Pick out and copy every line below that has the word "sağladım".

== SUPPLIED RECORDS ==
⟨
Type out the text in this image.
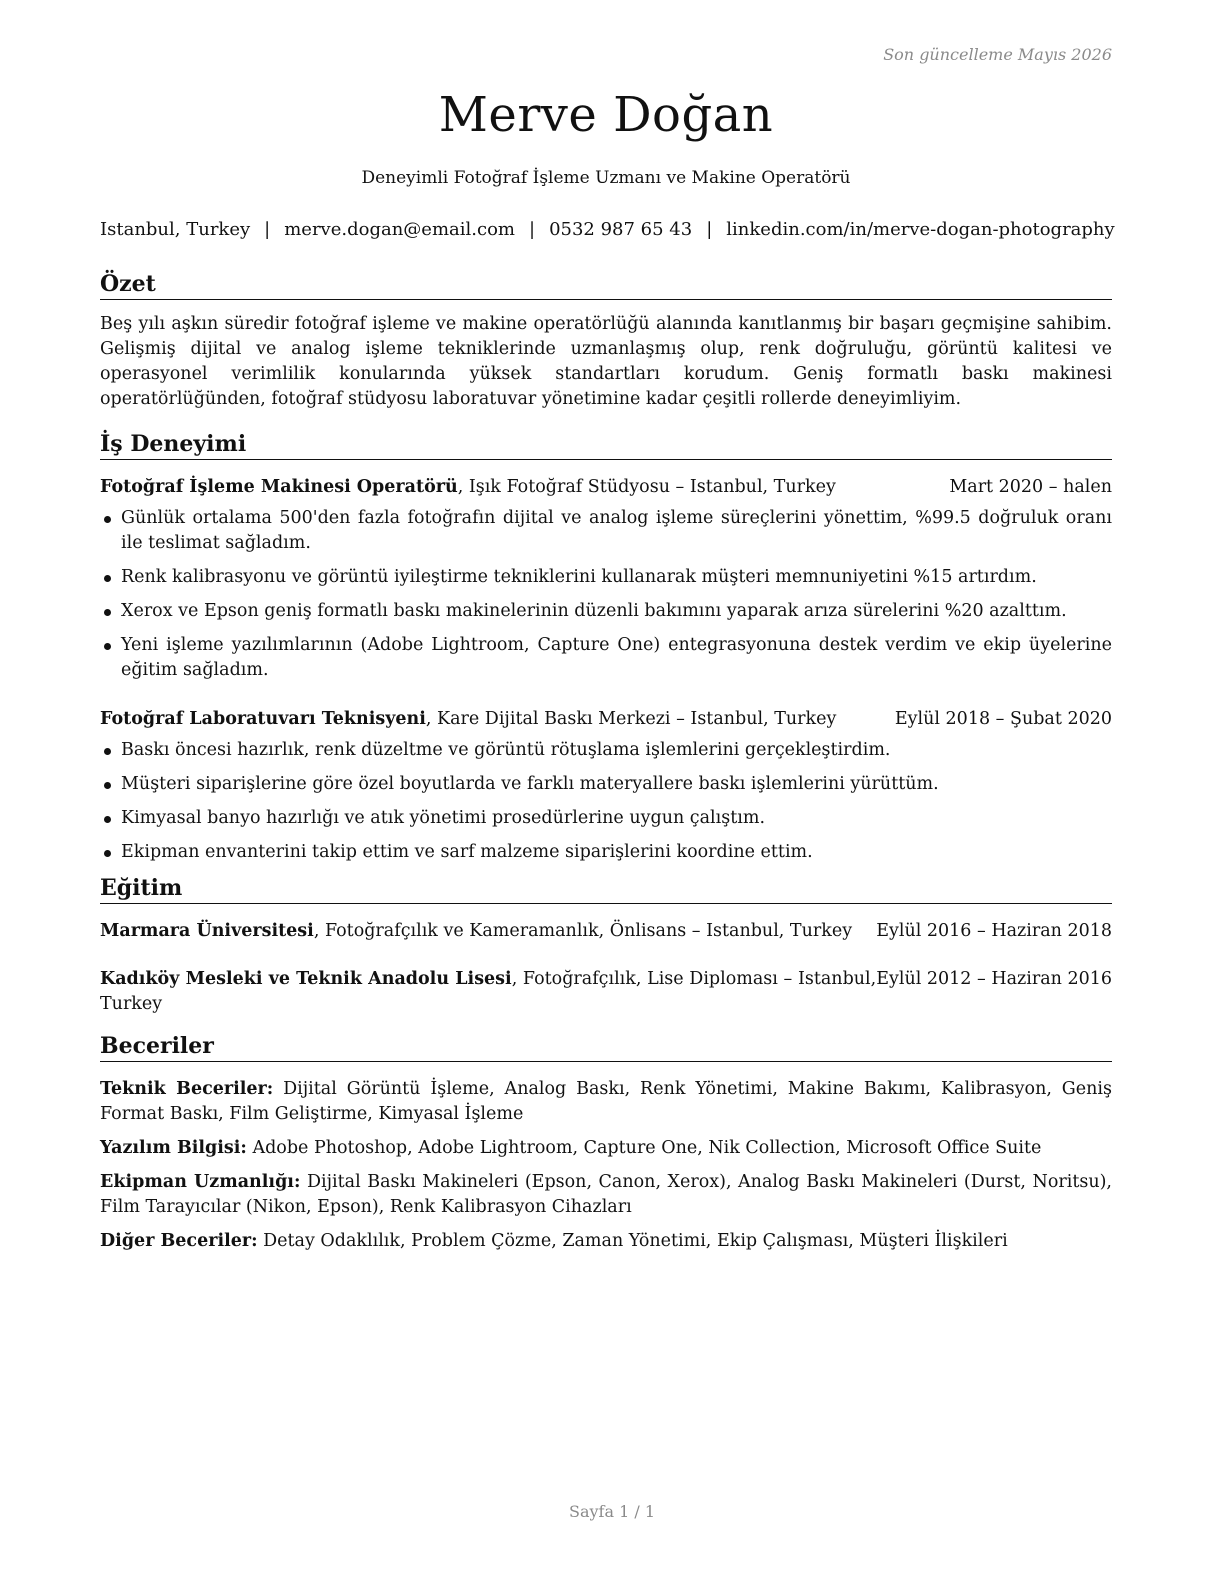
Son güncelleme Mayıs 2026
Merve Doğan
Deneyimli Fotoğraf İşleme Uzmanı ve Makine Operatörü
Istanbul, Turkey | merve.dogan@email.com | 0532 987 65 43 | linkedin.com/in/merve-dogan-photography
Özet

Beş yılı aşkın süredir fotoğraf işleme ve makine operatörlüğü alanında kanıtlanmış bir başarı geçmişine sahibim. Gelişmiş dijital ve analog işleme tekniklerinde uzmanlaşmış olup, renk doğruluğu, görüntü kalitesi ve operasyonel verimlilik konularında yüksek standartları korudum. Geniş formatlı baskı makinesi operatörlüğünden, fotoğraf stüdyosu laboratuvar yönetimine kadar çeşitli rollerde deneyimliyim.

İş Deneyimi
Fotoğraf İşleme Makinesi Operatörü, Işık Fotoğraf Stüdyosu – Istanbul, Turkey	Mart 2020 – halen
Günlük ortalama 500'den fazla fotoğrafın dijital ve analog işleme süreçlerini yönettim, %99.5 doğruluk oranı ile teslimat sağladım.
Renk kalibrasyonu ve görüntü iyileştirme tekniklerini kullanarak müşteri memnuniyetini %15 artırdım.
Xerox ve Epson geniş formatlı baskı makinelerinin düzenli bakımını yaparak arıza sürelerini %20 azalttım.
Yeni işleme yazılımlarının (Adobe Lightroom, Capture One) entegrasyonuna destek verdim ve ekip üyelerine eğitim sağladım.
Fotoğraf Laboratuvarı Teknisyeni, Kare Dijital Baskı Merkezi – Istanbul, Turkey	Eylül 2018 – Şubat 2020
Baskı öncesi hazırlık, renk düzeltme ve görüntü rötuşlama işlemlerini gerçekleştirdim.
Müşteri siparişlerine göre özel boyutlarda ve farklı materyallere baskı işlemlerini yürüttüm.
Kimyasal banyo hazırlığı ve atık yönetimi prosedürlerine uygun çalıştım.
Ekipman envanterini takip ettim ve sarf malzeme siparişlerini koordine ettim.
Eğitim
Marmara Üniversitesi, Fotoğrafçılık ve Kameramanlık, Önlisans – Istanbul, Turkey Eylül 2016 – Haziran 2018
Kadıköy Mesleki ve Teknik Anadolu Lisesi, Fotoğrafçılık, Lise Diploması – Istanbul, Turkey
Eylül 2012 – Haziran 2016
Beceriler
Teknik Beceriler: Dijital Görüntü İşleme, Analog Baskı, Renk Yönetimi, Makine Bakımı, Kalibrasyon, Geniş Format Baskı, Film Geliştirme, Kimyasal İşleme
Yazılım Bilgisi: Adobe Photoshop, Adobe Lightroom, Capture One, Nik Collection, Microsoft Office Suite
Ekipman Uzmanlığı: Dijital Baskı Makineleri (Epson, Canon, Xerox), Analog Baskı Makineleri (Durst, Noritsu), Film Tarayıcılar (Nikon, Epson), Renk Kalibrasyon Cihazları
Diğer Beceriler: Detay Odaklılık, Problem Çözme, Zaman Yönetimi, Ekip Çalışması, Müşteri İlişkileri
Sayfa 1 / 1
⟩
== PROBLEM SOLUTION ==
Günlük ortalama 500'den fazla fotoğrafın dijital ve analog işleme süreçlerini yönettim, %99.5 doğruluk oranı ile teslimat sağladım.
Yeni işleme yazılımlarının (Adobe Lightroom, Capture One) entegrasyonuna destek verdim ve ekip üyelerine eğitim sağladım.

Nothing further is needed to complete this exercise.